* Start Supplied information *

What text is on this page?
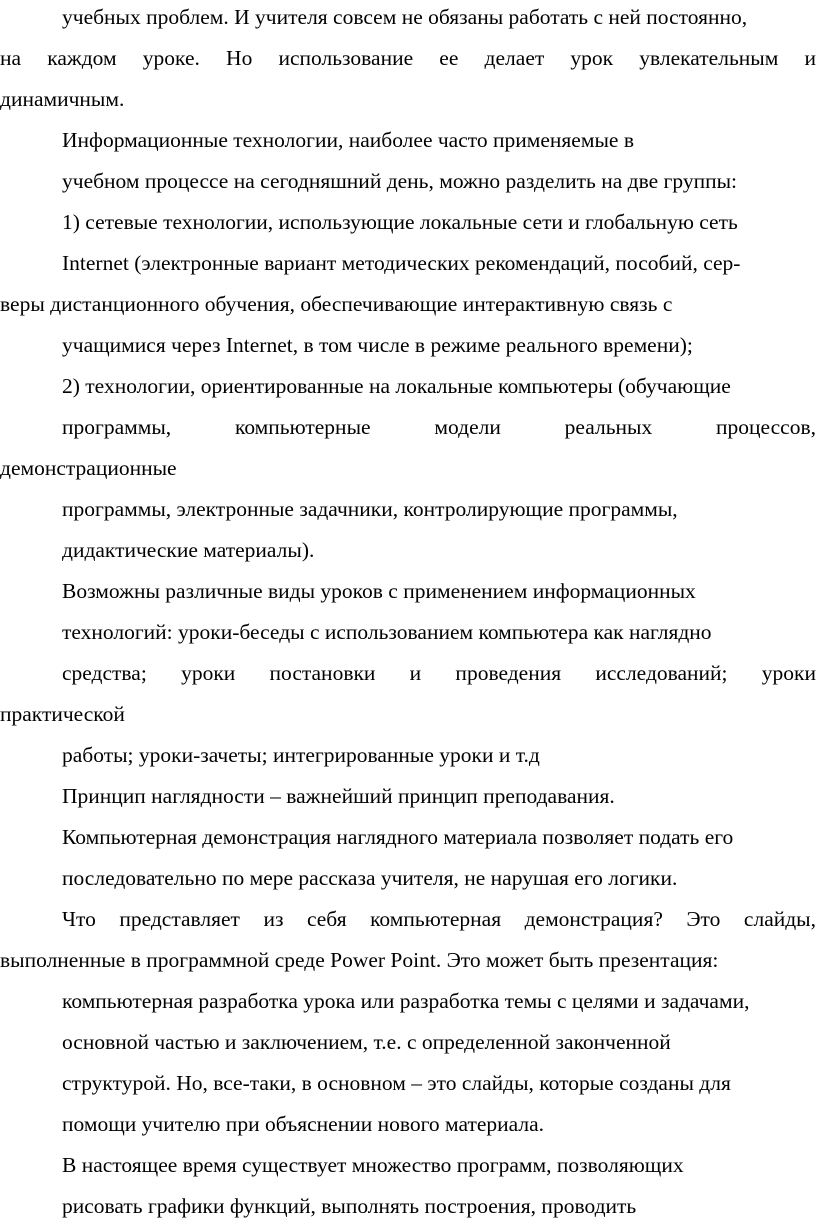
учебных проблем. И учителя совсем не обязаны работать с ней постоянно,
на каждом уроке. Но использование ее делает урок увлекательным и
динамичным.
Информационные технологии, наиболее часто применяемые в
учебном процессе на сегодняшний день, можно разделить на две группы:
1) сетевые технологии, использующие локальные сети и глобальную сеть
Internet (электронные вариант методических рекомендаций, пособий, сер-
веры дистанционного обучения, обеспечивающие интерактивную связь с
учащимися через Internet, в том числе в режиме реального времени);
2) технологии, ориентированные на локальные компьютеры (обучающие
программы, компьютерные модели реальных процессов,
демонстрационные
программы, электронные задачники, контролирующие программы,
дидактические материалы).
Возможны различные виды уроков с применением информационных
технологий: уроки-беседы с использованием компьютера как наглядно
средства; уроки постановки и проведения исследований; уроки
практической
работы; уроки-зачеты; интегрированные уроки и т.д
Принцип наглядности – важнейший принцип преподавания.
Компьютерная демонстрация наглядного материала позволяет подать его
последовательно по мере рассказа учителя, не нарушая его логики.
Что представляет из себя компьютерная демонстрация? Это слайды,
выполненные в программной среде Power Point. Это может быть презентация:
компьютерная разработка урока или разработка темы с целями и задачами,
основной частью и заключением, т.е. с определенной законченной
структурой. Но, все-таки, в основном – это слайды, которые созданы для
помощи учителю при объяснении нового материала.
В настоящее время существует множество программ, позволяющих
рисовать графики функций, выполнять построения, проводить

* End Supplied information *

# Written instruction
Copy every line of the data exactly as written, excluding the pictures.

# Exercise output
What text is on this page?
учебных проблем. И учителя совсем не обязаны работать с ней постоянно,
на каждом уроке. Но использование ее делает урок увлекательным и
динамичным.
Информационные технологии, наиболее часто применяемые в
учебном процессе на сегодняшний день, можно разделить на две группы:
1) сетевые технологии, использующие локальные сети и глобальную сеть
Internet (электронные вариант методических рекомендаций, пособий, сер-
веры дистанционного обучения, обеспечивающие интерактивную связь с
учащимися через Internet, в том числе в режиме реального времени);
2) технологии, ориентированные на локальные компьютеры (обучающие
программы, компьютерные модели реальных процессов,
демонстрационные
программы, электронные задачники, контролирующие программы,
дидактические материалы).
Возможны различные виды уроков с применением информационных
технологий: уроки-беседы с использованием компьютера как наглядно
средства; уроки постановки и проведения исследований; уроки
практической
работы; уроки-зачеты; интегрированные уроки и т.д
Принцип наглядности – важнейший принцип преподавания.
Компьютерная демонстрация наглядного материала позволяет подать его
последовательно по мере рассказа учителя, не нарушая его логики.
Что представляет из себя компьютерная демонстрация? Это слайды,
выполненные в программной среде Power Point. Это может быть презентация:
компьютерная разработка урока или разработка темы с целями и задачами,
основной частью и заключением, т.е. с определенной законченной
структурой. Но, все-таки, в основном – это слайды, которые созданы для
помощи учителю при объяснении нового материала.
В настоящее время существует множество программ, позволяющих
рисовать графики функций, выполнять построения, проводить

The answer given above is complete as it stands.